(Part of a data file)
# # # # #

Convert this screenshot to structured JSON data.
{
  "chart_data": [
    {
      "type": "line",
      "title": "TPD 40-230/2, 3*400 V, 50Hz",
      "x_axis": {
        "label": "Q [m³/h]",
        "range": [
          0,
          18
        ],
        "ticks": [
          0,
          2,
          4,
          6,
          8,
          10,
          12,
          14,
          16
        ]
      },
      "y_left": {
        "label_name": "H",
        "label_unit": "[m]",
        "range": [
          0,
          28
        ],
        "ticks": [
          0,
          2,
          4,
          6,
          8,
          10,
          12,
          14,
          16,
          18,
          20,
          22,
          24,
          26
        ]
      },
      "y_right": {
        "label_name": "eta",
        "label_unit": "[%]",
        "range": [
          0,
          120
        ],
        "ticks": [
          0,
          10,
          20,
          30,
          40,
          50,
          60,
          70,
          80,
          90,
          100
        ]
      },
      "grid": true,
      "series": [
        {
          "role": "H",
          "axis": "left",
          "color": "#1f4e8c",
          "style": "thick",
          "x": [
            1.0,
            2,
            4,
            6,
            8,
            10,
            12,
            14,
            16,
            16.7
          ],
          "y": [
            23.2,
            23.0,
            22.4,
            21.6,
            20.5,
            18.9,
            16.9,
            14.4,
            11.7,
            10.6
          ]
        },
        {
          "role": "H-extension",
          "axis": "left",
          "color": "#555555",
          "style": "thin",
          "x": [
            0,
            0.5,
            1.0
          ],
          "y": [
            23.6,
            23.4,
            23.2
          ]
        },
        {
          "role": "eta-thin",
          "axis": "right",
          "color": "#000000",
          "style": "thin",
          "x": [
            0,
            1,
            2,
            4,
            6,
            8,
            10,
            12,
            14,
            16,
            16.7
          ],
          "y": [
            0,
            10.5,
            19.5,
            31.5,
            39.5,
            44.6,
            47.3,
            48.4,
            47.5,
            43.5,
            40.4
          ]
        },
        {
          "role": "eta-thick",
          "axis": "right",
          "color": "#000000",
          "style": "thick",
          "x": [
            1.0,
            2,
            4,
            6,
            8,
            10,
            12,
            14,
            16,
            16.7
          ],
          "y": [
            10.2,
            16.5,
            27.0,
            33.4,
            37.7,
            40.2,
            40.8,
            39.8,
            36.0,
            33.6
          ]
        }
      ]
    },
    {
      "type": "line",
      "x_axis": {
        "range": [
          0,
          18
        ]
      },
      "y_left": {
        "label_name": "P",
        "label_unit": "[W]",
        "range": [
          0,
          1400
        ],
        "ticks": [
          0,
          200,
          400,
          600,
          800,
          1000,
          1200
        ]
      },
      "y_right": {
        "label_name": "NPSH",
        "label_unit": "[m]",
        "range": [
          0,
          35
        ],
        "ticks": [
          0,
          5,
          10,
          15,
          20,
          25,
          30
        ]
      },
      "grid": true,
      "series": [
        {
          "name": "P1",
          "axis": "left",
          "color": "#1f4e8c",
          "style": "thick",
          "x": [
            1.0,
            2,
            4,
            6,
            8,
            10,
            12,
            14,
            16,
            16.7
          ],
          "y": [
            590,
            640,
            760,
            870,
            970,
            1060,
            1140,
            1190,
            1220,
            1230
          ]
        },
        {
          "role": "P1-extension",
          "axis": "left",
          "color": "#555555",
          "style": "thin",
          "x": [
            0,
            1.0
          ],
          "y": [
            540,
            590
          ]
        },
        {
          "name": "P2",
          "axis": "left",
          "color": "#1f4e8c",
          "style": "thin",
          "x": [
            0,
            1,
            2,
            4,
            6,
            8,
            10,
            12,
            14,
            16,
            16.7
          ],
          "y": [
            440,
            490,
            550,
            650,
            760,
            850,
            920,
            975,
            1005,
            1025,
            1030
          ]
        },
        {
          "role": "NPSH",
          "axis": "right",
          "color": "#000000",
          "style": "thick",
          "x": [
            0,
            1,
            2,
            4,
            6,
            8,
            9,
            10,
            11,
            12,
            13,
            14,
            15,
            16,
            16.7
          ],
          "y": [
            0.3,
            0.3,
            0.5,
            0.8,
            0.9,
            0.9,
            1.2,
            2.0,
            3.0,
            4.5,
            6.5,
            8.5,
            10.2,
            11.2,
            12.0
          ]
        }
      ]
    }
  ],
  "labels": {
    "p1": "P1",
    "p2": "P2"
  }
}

# # # # #

Transcribe the full listing above without leaving anything out.

Convert this screenshot to structured JSON data.
{
  "chart_data": [
    {
      "type": "line",
      "title": "TPD 40-230/2, 3*400 V, 50Hz",
      "x_axis": {
        "label": "Q [m³/h]",
        "range": [
          0,
          18
        ],
        "ticks": [
          0,
          2,
          4,
          6,
          8,
          10,
          12,
          14,
          16
        ]
      },
      "y_left": {
        "label_name": "H",
        "label_unit": "[m]",
        "range": [
          0,
          28
        ],
        "ticks": [
          0,
          2,
          4,
          6,
          8,
          10,
          12,
          14,
          16,
          18,
          20,
          22,
          24,
          26
        ]
      },
      "y_right": {
        "label_name": "eta",
        "label_unit": "[%]",
        "range": [
          0,
          120
        ],
        "ticks": [
          0,
          10,
          20,
          30,
          40,
          50,
          60,
          70,
          80,
          90,
          100
        ]
      },
      "grid": true,
      "series": [
        {
          "role": "H",
          "axis": "left",
          "color": "#1f4e8c",
          "style": "thick",
          "x": [
            1.0,
            2,
            4,
            6,
            8,
            10,
            12,
            14,
            16,
            16.7
          ],
          "y": [
            23.2,
            23.0,
            22.4,
            21.6,
            20.5,
            18.9,
            16.9,
            14.4,
            11.7,
            10.6
          ]
        },
        {
          "role": "H-extension",
          "axis": "left",
          "color": "#555555",
          "style": "thin",
          "x": [
            0,
            0.5,
            1.0
          ],
          "y": [
            23.6,
            23.4,
            23.2
          ]
        },
        {
          "role": "eta-thin",
          "axis": "right",
          "color": "#000000",
          "style": "thin",
          "x": [
            0,
            1,
            2,
            4,
            6,
            8,
            10,
            12,
            14,
            16,
            16.7
          ],
          "y": [
            0,
            10.5,
            19.5,
            31.5,
            39.5,
            44.6,
            47.3,
            48.4,
            47.5,
            43.5,
            40.4
          ]
        },
        {
          "role": "eta-thick",
          "axis": "right",
          "color": "#000000",
          "style": "thick",
          "x": [
            1.0,
            2,
            4,
            6,
            8,
            10,
            12,
            14,
            16,
            16.7
          ],
          "y": [
            10.2,
            16.5,
            27.0,
            33.4,
            37.7,
            40.2,
            40.8,
            39.8,
            36.0,
            33.6
          ]
        }
      ]
    },
    {
      "type": "line",
      "x_axis": {
        "range": [
          0,
          18
        ]
      },
      "y_left": {
        "label_name": "P",
        "label_unit": "[W]",
        "range": [
          0,
          1400
        ],
        "ticks": [
          0,
          200,
          400,
          600,
          800,
          1000,
          1200
        ]
      },
      "y_right": {
        "label_name": "NPSH",
        "label_unit": "[m]",
        "range": [
          0,
          35
        ],
        "ticks": [
          0,
          5,
          10,
          15,
          20,
          25,
          30
        ]
      },
      "grid": true,
      "series": [
        {
          "name": "P1",
          "axis": "left",
          "color": "#1f4e8c",
          "style": "thick",
          "x": [
            1.0,
            2,
            4,
            6,
            8,
            10,
            12,
            14,
            16,
            16.7
          ],
          "y": [
            590,
            640,
            760,
            870,
            970,
            1060,
            1140,
            1190,
            1220,
            1230
          ]
        },
        {
          "role": "P1-extension",
          "axis": "left",
          "color": "#555555",
          "style": "thin",
          "x": [
            0,
            1.0
          ],
          "y": [
            540,
            590
          ]
        },
        {
          "name": "P2",
          "axis": "left",
          "color": "#1f4e8c",
          "style": "thin",
          "x": [
            0,
            1,
            2,
            4,
            6,
            8,
            10,
            12,
            14,
            16,
            16.7
          ],
          "y": [
            440,
            490,
            550,
            650,
            760,
            850,
            920,
            975,
            1005,
            1025,
            1030
          ]
        },
        {
          "role": "NPSH",
          "axis": "right",
          "color": "#000000",
          "style": "thick",
          "x": [
            0,
            1,
            2,
            4,
            6,
            8,
            9,
            10,
            11,
            12,
            13,
            14,
            15,
            16,
            16.7
          ],
          "y": [
            0.3,
            0.3,
            0.5,
            0.8,
            0.9,
            0.9,
            1.2,
            2.0,
            3.0,
            4.5,
            6.5,
            8.5,
            10.2,
            11.2,
            12.0
          ]
        }
      ]
    }
  ],
  "labels": {
    "p1": "P1",
    "p2": "P2"
  }
}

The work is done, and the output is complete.